[EXERCISE DIRECTIONS]
Reproduce the data below in full and exclude every picture.

* begin *

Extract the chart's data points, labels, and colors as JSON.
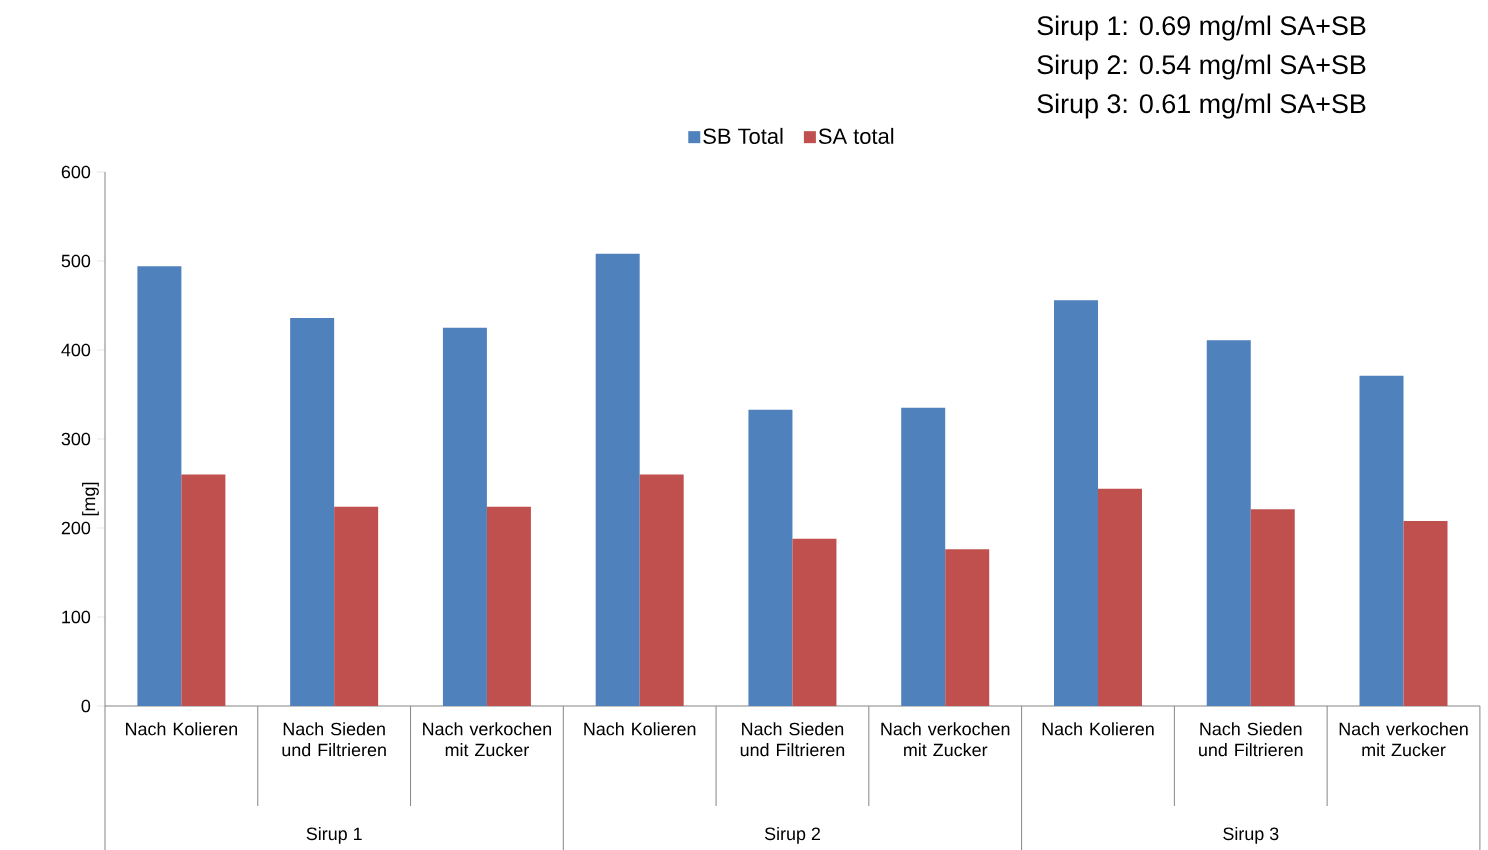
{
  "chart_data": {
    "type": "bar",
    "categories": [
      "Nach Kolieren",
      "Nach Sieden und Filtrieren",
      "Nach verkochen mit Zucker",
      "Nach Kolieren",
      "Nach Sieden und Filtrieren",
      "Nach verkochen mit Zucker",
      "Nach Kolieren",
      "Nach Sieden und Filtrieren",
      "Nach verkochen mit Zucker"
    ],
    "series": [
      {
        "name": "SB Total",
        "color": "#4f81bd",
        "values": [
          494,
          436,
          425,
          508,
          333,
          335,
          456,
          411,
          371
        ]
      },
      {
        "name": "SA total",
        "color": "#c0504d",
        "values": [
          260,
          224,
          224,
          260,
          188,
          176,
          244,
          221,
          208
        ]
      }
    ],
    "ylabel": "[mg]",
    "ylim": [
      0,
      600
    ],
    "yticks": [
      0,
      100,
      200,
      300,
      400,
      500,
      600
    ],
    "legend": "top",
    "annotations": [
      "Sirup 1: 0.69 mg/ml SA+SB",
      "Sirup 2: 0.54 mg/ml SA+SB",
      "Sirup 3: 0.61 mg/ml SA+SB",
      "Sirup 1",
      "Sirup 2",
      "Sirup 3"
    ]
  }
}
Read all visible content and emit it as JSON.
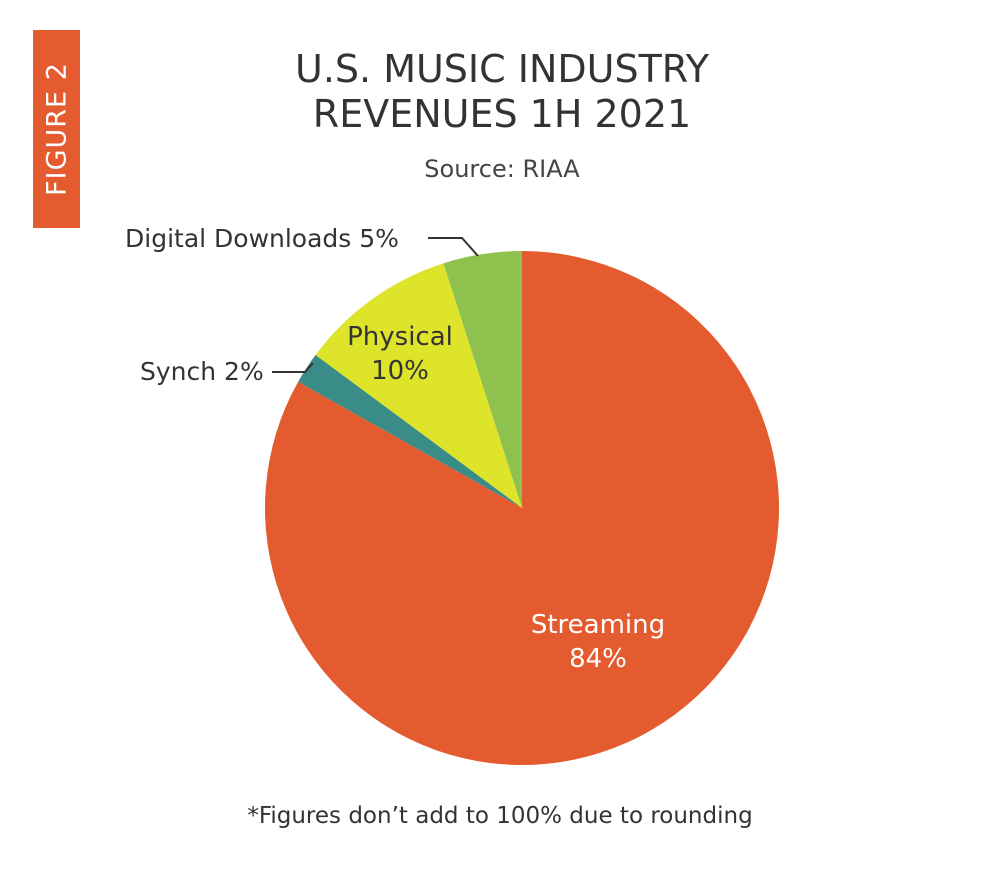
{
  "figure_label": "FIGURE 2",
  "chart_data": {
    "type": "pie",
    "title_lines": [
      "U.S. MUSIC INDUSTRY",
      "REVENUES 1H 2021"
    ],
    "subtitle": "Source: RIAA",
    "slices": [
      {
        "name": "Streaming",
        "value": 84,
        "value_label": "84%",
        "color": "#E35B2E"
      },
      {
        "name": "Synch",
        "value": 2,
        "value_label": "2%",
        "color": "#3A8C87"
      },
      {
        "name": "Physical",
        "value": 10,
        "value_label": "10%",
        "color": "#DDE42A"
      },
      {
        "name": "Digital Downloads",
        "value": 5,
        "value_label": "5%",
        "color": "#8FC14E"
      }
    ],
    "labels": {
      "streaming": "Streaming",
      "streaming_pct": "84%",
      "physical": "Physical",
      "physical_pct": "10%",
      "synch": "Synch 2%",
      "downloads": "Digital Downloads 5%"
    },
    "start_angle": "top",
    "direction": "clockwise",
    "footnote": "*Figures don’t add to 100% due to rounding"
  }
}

* end *

[COMPLETE ANSWER]
Extract the chart's data points, labels, and colors as JSON.
{
  "chart_data": {
    "type": "bar",
    "categories": [
      "Nach Kolieren",
      "Nach Sieden und Filtrieren",
      "Nach verkochen mit Zucker",
      "Nach Kolieren",
      "Nach Sieden und Filtrieren",
      "Nach verkochen mit Zucker",
      "Nach Kolieren",
      "Nach Sieden und Filtrieren",
      "Nach verkochen mit Zucker"
    ],
    "series": [
      {
        "name": "SB Total",
        "color": "#4f81bd",
        "values": [
          494,
          436,
          425,
          508,
          333,
          335,
          456,
          411,
          371
        ]
      },
      {
        "name": "SA total",
        "color": "#c0504d",
        "values": [
          260,
          224,
          224,
          260,
          188,
          176,
          244,
          221,
          208
        ]
      }
    ],
    "ylabel": "[mg]",
    "ylim": [
      0,
      600
    ],
    "yticks": [
      0,
      100,
      200,
      300,
      400,
      500,
      600
    ],
    "legend": "top",
    "annotations": [
      "Sirup 1: 0.69 mg/ml SA+SB",
      "Sirup 2: 0.54 mg/ml SA+SB",
      "Sirup 3: 0.61 mg/ml SA+SB",
      "Sirup 1",
      "Sirup 2",
      "Sirup 3"
    ]
  }
}
Read all visible content and emit it as JSON.
{
  "figure_label": "FIGURE 2",
  "chart_data": {
    "type": "pie",
    "title_lines": [
      "U.S. MUSIC INDUSTRY",
      "REVENUES 1H 2021"
    ],
    "subtitle": "Source: RIAA",
    "slices": [
      {
        "name": "Streaming",
        "value": 84,
        "value_label": "84%",
        "color": "#E35B2E"
      },
      {
        "name": "Synch",
        "value": 2,
        "value_label": "2%",
        "color": "#3A8C87"
      },
      {
        "name": "Physical",
        "value": 10,
        "value_label": "10%",
        "color": "#DDE42A"
      },
      {
        "name": "Digital Downloads",
        "value": 5,
        "value_label": "5%",
        "color": "#8FC14E"
      }
    ],
    "labels": {
      "streaming": "Streaming",
      "streaming_pct": "84%",
      "physical": "Physical",
      "physical_pct": "10%",
      "synch": "Synch 2%",
      "downloads": "Digital Downloads 5%"
    },
    "start_angle": "top",
    "direction": "clockwise",
    "footnote": "*Figures don’t add to 100% due to rounding"
  }
}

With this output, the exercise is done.